引用記事 -
やじうまミニレビュー
高コスパな赤軸メカニカル+ワイヤレス+テンキーレスキーボード「K855」の実力は?
2022年8月17日 06:26
株式会社ロジクールから、無線キーボード「SIGNATURE K855ワイヤレス メカニカルTKL キーボード(K855)」が発売された。本機はメカニカルキーボードとしての性能を維持し、ワイヤレス化を図りながらも、価格を抑える狙いで開発されたという。
同社は有線型のキーボードとして「K835」を展開しており、「K855」はそのワイヤレス版という位置付け。「K835」ではTTC製の赤軸と青軸という2種類のキースイッチがあったが、「K855」はリニアタッチの赤軸のみで展開される。

出題 - 引用記事によれば、「K855」のキースイッチは何で展開されていますか。

抽出資料 -
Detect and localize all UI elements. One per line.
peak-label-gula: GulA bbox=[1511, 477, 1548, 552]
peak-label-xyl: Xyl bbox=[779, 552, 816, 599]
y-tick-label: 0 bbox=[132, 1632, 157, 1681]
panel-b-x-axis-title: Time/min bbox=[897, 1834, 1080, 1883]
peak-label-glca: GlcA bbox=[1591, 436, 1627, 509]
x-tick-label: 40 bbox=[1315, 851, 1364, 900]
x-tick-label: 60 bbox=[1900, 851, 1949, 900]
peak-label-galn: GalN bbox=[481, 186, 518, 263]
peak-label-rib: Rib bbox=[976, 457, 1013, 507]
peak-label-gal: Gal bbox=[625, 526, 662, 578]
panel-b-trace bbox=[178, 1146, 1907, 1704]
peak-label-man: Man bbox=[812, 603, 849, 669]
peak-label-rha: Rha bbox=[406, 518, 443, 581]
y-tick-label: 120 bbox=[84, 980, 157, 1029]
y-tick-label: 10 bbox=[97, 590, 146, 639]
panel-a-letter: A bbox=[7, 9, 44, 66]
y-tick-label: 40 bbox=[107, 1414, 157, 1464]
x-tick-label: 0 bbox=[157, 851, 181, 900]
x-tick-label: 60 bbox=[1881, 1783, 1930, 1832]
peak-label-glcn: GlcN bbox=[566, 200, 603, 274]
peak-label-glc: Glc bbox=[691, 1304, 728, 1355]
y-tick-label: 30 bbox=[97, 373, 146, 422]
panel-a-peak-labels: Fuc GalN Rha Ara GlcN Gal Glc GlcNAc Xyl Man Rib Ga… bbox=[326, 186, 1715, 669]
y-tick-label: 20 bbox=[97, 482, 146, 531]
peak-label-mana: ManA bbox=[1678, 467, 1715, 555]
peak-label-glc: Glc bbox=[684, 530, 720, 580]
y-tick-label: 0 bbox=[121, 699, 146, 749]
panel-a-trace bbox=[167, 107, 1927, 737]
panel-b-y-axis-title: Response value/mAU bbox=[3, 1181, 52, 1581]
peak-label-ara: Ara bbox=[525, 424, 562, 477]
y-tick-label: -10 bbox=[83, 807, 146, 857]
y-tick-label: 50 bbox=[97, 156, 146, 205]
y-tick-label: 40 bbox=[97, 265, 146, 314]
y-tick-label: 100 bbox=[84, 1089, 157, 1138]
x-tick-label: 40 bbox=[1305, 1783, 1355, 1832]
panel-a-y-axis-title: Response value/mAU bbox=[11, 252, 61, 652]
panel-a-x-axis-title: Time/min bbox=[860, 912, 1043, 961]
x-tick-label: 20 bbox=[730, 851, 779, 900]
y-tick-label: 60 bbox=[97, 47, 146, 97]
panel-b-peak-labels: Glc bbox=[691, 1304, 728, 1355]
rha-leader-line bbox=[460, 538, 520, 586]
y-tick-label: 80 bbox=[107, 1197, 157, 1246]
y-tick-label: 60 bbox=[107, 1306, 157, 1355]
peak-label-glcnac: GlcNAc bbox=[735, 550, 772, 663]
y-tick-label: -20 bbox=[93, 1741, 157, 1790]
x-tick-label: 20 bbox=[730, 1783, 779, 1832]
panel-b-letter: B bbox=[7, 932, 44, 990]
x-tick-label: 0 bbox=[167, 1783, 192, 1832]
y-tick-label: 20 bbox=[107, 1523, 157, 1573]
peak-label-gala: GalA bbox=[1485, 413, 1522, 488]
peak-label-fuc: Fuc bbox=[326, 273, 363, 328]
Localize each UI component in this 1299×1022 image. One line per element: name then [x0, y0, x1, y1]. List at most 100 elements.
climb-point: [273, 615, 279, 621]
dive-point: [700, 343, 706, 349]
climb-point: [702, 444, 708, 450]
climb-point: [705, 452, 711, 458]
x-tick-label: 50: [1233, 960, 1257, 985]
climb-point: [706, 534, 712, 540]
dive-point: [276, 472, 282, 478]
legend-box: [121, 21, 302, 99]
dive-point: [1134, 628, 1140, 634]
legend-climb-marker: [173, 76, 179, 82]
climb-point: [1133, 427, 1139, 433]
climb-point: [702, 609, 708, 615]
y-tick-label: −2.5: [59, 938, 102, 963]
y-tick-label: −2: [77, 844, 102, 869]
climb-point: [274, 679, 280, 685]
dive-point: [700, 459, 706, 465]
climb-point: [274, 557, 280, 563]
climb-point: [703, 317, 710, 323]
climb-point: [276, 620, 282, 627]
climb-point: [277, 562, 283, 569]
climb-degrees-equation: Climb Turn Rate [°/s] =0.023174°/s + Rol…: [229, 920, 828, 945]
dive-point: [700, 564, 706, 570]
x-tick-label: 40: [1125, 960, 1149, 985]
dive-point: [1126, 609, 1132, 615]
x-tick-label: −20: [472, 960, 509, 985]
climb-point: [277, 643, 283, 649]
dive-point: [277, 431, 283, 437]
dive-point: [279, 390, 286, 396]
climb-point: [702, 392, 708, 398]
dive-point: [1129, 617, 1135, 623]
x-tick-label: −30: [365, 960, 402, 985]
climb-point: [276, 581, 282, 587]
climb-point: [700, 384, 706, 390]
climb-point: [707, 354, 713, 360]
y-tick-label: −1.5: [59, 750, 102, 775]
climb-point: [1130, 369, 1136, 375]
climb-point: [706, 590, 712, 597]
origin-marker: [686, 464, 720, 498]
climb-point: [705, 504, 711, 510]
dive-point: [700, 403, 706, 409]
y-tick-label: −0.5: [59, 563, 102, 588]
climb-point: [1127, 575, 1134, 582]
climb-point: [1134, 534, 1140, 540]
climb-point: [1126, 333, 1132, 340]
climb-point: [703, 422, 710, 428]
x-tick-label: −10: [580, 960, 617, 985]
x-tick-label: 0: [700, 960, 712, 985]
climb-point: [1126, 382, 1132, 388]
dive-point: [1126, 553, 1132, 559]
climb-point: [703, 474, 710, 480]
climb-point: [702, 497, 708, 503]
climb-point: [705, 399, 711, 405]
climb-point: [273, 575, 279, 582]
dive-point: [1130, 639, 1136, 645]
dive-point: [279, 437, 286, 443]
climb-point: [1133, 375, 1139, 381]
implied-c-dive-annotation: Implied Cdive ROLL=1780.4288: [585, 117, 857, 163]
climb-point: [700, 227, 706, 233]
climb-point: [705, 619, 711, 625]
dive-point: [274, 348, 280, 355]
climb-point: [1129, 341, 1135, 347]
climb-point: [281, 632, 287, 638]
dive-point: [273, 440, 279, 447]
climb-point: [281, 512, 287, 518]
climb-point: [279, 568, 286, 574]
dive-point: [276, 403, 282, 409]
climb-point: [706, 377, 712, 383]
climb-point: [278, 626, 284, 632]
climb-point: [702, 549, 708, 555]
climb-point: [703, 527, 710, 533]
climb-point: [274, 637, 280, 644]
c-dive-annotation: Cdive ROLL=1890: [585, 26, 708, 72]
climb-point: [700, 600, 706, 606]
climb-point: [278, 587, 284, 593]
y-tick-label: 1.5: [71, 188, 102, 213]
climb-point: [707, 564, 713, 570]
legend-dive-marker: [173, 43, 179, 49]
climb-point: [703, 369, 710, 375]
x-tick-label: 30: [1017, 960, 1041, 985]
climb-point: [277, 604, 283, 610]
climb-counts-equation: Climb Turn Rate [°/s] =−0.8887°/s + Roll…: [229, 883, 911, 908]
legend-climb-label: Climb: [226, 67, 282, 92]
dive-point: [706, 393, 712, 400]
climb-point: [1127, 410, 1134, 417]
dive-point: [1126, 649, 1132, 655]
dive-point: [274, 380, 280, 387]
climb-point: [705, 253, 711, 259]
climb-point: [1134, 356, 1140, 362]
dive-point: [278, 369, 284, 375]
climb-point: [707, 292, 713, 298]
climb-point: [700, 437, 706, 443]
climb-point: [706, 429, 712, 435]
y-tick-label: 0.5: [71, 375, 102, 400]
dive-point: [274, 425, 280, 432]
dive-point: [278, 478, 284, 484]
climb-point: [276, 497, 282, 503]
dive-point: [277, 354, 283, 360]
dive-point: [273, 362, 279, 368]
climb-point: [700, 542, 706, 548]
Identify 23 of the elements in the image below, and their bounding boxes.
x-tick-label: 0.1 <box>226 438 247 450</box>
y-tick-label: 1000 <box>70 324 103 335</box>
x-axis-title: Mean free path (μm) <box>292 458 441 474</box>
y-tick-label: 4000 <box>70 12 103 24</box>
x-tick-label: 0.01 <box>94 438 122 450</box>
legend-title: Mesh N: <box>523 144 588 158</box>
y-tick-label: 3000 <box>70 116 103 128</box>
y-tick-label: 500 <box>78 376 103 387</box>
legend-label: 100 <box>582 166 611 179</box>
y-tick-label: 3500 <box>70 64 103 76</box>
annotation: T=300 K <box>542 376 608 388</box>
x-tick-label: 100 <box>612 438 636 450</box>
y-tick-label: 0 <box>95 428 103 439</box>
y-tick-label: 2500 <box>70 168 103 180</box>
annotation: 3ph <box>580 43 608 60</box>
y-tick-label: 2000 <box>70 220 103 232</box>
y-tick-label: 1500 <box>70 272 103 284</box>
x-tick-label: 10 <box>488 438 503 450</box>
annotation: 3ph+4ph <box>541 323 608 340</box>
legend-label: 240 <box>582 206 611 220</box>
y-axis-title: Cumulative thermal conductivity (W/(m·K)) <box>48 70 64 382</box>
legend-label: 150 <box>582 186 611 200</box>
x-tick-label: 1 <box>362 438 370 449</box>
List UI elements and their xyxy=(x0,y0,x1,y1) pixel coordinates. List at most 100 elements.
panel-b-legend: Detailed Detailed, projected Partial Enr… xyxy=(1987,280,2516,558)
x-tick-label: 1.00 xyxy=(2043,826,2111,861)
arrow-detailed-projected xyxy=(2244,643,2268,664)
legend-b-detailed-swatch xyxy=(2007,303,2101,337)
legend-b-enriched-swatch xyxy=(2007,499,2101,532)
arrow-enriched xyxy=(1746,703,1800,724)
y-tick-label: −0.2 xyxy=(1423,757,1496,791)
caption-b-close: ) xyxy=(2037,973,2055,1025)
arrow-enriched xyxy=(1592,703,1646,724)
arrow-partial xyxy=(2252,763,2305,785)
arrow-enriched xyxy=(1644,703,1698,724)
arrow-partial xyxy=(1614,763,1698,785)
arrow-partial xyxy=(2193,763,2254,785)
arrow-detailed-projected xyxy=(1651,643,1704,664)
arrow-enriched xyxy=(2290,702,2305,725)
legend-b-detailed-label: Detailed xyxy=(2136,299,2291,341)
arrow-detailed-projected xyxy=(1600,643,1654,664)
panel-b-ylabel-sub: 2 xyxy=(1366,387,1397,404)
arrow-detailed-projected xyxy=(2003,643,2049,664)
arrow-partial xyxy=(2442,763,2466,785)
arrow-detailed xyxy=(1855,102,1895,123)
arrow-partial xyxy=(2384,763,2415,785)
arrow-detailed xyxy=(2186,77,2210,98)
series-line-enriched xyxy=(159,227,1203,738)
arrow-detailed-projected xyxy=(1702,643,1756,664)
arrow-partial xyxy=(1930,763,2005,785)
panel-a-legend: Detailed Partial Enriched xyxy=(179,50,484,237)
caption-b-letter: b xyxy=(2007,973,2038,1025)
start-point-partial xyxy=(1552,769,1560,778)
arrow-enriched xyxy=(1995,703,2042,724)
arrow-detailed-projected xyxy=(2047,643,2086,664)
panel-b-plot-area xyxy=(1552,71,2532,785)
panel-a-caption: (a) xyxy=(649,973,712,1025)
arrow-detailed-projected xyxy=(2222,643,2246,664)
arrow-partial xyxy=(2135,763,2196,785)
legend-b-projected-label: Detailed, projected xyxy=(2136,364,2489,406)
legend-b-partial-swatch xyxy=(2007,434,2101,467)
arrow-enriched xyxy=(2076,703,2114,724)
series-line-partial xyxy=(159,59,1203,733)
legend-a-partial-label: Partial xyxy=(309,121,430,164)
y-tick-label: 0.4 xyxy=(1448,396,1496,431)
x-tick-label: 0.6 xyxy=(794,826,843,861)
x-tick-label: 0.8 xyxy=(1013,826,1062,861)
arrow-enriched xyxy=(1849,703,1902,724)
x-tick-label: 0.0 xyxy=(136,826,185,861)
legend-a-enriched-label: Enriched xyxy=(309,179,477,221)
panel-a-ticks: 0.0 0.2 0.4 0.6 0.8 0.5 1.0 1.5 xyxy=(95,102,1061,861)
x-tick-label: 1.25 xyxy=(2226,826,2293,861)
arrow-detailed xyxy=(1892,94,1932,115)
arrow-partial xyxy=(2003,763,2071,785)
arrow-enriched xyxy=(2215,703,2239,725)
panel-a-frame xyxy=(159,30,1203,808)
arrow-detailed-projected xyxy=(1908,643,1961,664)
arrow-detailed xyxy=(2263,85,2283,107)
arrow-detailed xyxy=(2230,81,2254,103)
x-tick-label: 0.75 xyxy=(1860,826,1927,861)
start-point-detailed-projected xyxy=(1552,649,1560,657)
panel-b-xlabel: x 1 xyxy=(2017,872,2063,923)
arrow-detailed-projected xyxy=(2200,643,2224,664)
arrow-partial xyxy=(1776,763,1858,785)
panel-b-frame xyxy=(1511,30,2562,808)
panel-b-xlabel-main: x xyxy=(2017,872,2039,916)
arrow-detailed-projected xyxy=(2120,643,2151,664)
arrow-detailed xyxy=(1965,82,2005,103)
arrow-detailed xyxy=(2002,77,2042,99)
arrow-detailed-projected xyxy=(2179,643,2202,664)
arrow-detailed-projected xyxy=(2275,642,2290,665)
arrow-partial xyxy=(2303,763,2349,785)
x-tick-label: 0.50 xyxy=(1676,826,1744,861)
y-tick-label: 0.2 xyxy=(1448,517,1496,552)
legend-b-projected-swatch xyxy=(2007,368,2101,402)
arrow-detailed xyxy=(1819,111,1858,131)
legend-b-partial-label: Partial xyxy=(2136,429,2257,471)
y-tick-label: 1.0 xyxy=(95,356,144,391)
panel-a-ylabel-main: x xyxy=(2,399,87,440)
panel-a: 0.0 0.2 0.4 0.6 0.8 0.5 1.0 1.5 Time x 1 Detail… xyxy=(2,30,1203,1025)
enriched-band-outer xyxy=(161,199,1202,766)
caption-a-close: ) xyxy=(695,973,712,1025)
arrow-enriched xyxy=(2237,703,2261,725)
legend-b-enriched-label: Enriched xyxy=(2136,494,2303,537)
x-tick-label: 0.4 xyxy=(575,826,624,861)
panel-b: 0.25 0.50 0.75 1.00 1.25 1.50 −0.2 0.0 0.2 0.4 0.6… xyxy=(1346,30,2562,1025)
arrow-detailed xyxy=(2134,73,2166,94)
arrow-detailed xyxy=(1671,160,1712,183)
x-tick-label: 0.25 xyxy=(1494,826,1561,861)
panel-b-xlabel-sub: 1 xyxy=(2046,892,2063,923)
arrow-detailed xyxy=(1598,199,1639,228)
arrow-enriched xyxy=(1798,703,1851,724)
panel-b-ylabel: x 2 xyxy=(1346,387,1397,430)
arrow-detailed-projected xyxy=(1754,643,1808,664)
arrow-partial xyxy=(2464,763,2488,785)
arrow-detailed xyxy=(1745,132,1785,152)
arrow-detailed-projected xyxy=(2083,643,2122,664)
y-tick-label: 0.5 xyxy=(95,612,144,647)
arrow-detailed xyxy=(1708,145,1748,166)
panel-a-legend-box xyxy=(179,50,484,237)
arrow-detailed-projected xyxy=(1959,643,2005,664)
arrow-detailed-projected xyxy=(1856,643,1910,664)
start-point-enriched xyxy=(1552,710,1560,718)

正答 - リニアタッチの赤軸のみで展開されています。